'''

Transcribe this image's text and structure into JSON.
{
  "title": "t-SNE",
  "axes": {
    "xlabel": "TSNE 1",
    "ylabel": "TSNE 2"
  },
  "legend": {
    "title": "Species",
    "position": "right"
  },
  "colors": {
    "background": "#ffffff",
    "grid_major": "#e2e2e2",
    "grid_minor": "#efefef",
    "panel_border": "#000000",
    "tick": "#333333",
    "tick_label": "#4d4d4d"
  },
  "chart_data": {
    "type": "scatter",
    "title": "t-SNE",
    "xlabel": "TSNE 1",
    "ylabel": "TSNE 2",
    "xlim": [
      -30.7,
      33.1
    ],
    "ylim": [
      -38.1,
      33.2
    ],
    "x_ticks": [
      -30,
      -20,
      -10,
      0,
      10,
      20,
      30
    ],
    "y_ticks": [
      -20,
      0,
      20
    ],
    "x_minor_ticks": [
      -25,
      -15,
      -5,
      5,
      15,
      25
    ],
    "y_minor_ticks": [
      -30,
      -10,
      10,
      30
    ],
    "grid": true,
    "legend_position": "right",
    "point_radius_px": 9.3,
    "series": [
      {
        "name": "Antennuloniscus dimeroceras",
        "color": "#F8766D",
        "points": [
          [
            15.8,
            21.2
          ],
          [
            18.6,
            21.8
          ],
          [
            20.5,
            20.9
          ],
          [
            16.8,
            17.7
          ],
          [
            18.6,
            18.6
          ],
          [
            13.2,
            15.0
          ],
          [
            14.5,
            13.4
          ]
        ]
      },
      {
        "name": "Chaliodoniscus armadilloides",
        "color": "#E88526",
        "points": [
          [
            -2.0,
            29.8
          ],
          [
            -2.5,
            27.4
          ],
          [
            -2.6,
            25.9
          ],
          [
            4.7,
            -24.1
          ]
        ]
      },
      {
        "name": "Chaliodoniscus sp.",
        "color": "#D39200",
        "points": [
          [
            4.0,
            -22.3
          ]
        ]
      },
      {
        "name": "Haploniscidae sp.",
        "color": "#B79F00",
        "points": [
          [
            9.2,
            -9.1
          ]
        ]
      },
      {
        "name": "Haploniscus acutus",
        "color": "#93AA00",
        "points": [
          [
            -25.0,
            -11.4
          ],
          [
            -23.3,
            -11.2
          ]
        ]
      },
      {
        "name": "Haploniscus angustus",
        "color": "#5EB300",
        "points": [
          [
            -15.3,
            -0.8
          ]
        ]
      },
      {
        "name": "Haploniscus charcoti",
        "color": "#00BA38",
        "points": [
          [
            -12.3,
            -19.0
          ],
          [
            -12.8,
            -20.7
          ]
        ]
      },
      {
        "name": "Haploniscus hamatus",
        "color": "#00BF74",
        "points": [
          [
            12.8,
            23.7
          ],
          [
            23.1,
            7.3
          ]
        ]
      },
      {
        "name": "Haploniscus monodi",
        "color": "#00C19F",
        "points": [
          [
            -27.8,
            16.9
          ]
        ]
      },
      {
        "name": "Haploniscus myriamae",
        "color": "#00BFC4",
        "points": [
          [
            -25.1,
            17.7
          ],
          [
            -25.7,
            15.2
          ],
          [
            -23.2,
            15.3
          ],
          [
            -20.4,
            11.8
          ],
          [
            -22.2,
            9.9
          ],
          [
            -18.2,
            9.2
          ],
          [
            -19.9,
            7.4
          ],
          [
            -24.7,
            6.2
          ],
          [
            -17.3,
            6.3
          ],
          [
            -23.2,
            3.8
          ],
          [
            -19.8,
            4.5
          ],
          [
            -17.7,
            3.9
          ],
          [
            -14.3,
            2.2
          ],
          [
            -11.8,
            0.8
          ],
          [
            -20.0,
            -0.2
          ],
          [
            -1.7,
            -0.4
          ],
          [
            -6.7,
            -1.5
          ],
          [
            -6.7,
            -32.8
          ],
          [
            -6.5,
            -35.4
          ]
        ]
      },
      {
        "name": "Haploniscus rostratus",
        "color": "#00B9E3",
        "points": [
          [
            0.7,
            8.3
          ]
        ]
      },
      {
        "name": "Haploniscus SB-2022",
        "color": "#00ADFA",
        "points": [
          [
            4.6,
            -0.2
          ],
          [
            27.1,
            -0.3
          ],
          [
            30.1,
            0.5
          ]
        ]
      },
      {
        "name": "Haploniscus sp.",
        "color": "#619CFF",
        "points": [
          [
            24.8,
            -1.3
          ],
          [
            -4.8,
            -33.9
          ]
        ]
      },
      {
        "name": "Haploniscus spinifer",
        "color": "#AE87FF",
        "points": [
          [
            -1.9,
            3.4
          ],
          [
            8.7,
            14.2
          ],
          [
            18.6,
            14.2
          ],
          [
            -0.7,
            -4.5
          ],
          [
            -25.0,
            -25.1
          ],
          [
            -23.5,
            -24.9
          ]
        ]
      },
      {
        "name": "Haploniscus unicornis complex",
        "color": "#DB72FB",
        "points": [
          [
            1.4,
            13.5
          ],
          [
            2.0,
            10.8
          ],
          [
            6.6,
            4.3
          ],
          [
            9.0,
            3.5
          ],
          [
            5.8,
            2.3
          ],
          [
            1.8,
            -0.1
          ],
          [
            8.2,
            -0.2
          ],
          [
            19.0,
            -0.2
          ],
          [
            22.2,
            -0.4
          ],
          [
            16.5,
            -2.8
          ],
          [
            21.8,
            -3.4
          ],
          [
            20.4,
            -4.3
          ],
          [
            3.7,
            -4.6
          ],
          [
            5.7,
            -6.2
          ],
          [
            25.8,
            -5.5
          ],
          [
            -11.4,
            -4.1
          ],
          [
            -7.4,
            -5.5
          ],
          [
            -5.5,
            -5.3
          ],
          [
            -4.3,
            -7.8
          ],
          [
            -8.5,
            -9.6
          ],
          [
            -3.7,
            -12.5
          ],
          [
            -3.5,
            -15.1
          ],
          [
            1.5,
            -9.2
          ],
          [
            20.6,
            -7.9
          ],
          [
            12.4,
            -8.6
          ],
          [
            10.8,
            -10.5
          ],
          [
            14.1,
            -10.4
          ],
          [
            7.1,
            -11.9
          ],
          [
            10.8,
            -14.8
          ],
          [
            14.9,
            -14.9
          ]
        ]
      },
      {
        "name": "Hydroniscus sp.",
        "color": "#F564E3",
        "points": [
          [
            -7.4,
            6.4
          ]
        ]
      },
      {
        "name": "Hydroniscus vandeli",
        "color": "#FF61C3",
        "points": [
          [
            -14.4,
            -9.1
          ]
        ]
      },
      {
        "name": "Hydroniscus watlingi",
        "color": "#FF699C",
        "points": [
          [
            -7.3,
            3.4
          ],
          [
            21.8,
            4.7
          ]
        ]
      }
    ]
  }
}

'''

**EXERCISE PROMPT:**
Extract all the material, leaving every line as it is.

**FINAL RESULT:**
Transcribe this image's text and structure into JSON.
{
  "title": "t-SNE",
  "axes": {
    "xlabel": "TSNE 1",
    "ylabel": "TSNE 2"
  },
  "legend": {
    "title": "Species",
    "position": "right"
  },
  "colors": {
    "background": "#ffffff",
    "grid_major": "#e2e2e2",
    "grid_minor": "#efefef",
    "panel_border": "#000000",
    "tick": "#333333",
    "tick_label": "#4d4d4d"
  },
  "chart_data": {
    "type": "scatter",
    "title": "t-SNE",
    "xlabel": "TSNE 1",
    "ylabel": "TSNE 2",
    "xlim": [
      -30.7,
      33.1
    ],
    "ylim": [
      -38.1,
      33.2
    ],
    "x_ticks": [
      -30,
      -20,
      -10,
      0,
      10,
      20,
      30
    ],
    "y_ticks": [
      -20,
      0,
      20
    ],
    "x_minor_ticks": [
      -25,
      -15,
      -5,
      5,
      15,
      25
    ],
    "y_minor_ticks": [
      -30,
      -10,
      10,
      30
    ],
    "grid": true,
    "legend_position": "right",
    "point_radius_px": 9.3,
    "series": [
      {
        "name": "Antennuloniscus dimeroceras",
        "color": "#F8766D",
        "points": [
          [
            15.8,
            21.2
          ],
          [
            18.6,
            21.8
          ],
          [
            20.5,
            20.9
          ],
          [
            16.8,
            17.7
          ],
          [
            18.6,
            18.6
          ],
          [
            13.2,
            15.0
          ],
          [
            14.5,
            13.4
          ]
        ]
      },
      {
        "name": "Chaliodoniscus armadilloides",
        "color": "#E88526",
        "points": [
          [
            -2.0,
            29.8
          ],
          [
            -2.5,
            27.4
          ],
          [
            -2.6,
            25.9
          ],
          [
            4.7,
            -24.1
          ]
        ]
      },
      {
        "name": "Chaliodoniscus sp.",
        "color": "#D39200",
        "points": [
          [
            4.0,
            -22.3
          ]
        ]
      },
      {
        "name": "Haploniscidae sp.",
        "color": "#B79F00",
        "points": [
          [
            9.2,
            -9.1
          ]
        ]
      },
      {
        "name": "Haploniscus acutus",
        "color": "#93AA00",
        "points": [
          [
            -25.0,
            -11.4
          ],
          [
            -23.3,
            -11.2
          ]
        ]
      },
      {
        "name": "Haploniscus angustus",
        "color": "#5EB300",
        "points": [
          [
            -15.3,
            -0.8
          ]
        ]
      },
      {
        "name": "Haploniscus charcoti",
        "color": "#00BA38",
        "points": [
          [
            -12.3,
            -19.0
          ],
          [
            -12.8,
            -20.7
          ]
        ]
      },
      {
        "name": "Haploniscus hamatus",
        "color": "#00BF74",
        "points": [
          [
            12.8,
            23.7
          ],
          [
            23.1,
            7.3
          ]
        ]
      },
      {
        "name": "Haploniscus monodi",
        "color": "#00C19F",
        "points": [
          [
            -27.8,
            16.9
          ]
        ]
      },
      {
        "name": "Haploniscus myriamae",
        "color": "#00BFC4",
        "points": [
          [
            -25.1,
            17.7
          ],
          [
            -25.7,
            15.2
          ],
          [
            -23.2,
            15.3
          ],
          [
            -20.4,
            11.8
          ],
          [
            -22.2,
            9.9
          ],
          [
            -18.2,
            9.2
          ],
          [
            -19.9,
            7.4
          ],
          [
            -24.7,
            6.2
          ],
          [
            -17.3,
            6.3
          ],
          [
            -23.2,
            3.8
          ],
          [
            -19.8,
            4.5
          ],
          [
            -17.7,
            3.9
          ],
          [
            -14.3,
            2.2
          ],
          [
            -11.8,
            0.8
          ],
          [
            -20.0,
            -0.2
          ],
          [
            -1.7,
            -0.4
          ],
          [
            -6.7,
            -1.5
          ],
          [
            -6.7,
            -32.8
          ],
          [
            -6.5,
            -35.4
          ]
        ]
      },
      {
        "name": "Haploniscus rostratus",
        "color": "#00B9E3",
        "points": [
          [
            0.7,
            8.3
          ]
        ]
      },
      {
        "name": "Haploniscus SB-2022",
        "color": "#00ADFA",
        "points": [
          [
            4.6,
            -0.2
          ],
          [
            27.1,
            -0.3
          ],
          [
            30.1,
            0.5
          ]
        ]
      },
      {
        "name": "Haploniscus sp.",
        "color": "#619CFF",
        "points": [
          [
            24.8,
            -1.3
          ],
          [
            -4.8,
            -33.9
          ]
        ]
      },
      {
        "name": "Haploniscus spinifer",
        "color": "#AE87FF",
        "points": [
          [
            -1.9,
            3.4
          ],
          [
            8.7,
            14.2
          ],
          [
            18.6,
            14.2
          ],
          [
            -0.7,
            -4.5
          ],
          [
            -25.0,
            -25.1
          ],
          [
            -23.5,
            -24.9
          ]
        ]
      },
      {
        "name": "Haploniscus unicornis complex",
        "color": "#DB72FB",
        "points": [
          [
            1.4,
            13.5
          ],
          [
            2.0,
            10.8
          ],
          [
            6.6,
            4.3
          ],
          [
            9.0,
            3.5
          ],
          [
            5.8,
            2.3
          ],
          [
            1.8,
            -0.1
          ],
          [
            8.2,
            -0.2
          ],
          [
            19.0,
            -0.2
          ],
          [
            22.2,
            -0.4
          ],
          [
            16.5,
            -2.8
          ],
          [
            21.8,
            -3.4
          ],
          [
            20.4,
            -4.3
          ],
          [
            3.7,
            -4.6
          ],
          [
            5.7,
            -6.2
          ],
          [
            25.8,
            -5.5
          ],
          [
            -11.4,
            -4.1
          ],
          [
            -7.4,
            -5.5
          ],
          [
            -5.5,
            -5.3
          ],
          [
            -4.3,
            -7.8
          ],
          [
            -8.5,
            -9.6
          ],
          [
            -3.7,
            -12.5
          ],
          [
            -3.5,
            -15.1
          ],
          [
            1.5,
            -9.2
          ],
          [
            20.6,
            -7.9
          ],
          [
            12.4,
            -8.6
          ],
          [
            10.8,
            -10.5
          ],
          [
            14.1,
            -10.4
          ],
          [
            7.1,
            -11.9
          ],
          [
            10.8,
            -14.8
          ],
          [
            14.9,
            -14.9
          ]
        ]
      },
      {
        "name": "Hydroniscus sp.",
        "color": "#F564E3",
        "points": [
          [
            -7.4,
            6.4
          ]
        ]
      },
      {
        "name": "Hydroniscus vandeli",
        "color": "#FF61C3",
        "points": [
          [
            -14.4,
            -9.1
          ]
        ]
      },
      {
        "name": "Hydroniscus watlingi",
        "color": "#FF699C",
        "points": [
          [
            -7.3,
            3.4
          ],
          [
            21.8,
            4.7
          ]
        ]
      }
    ]
  }
}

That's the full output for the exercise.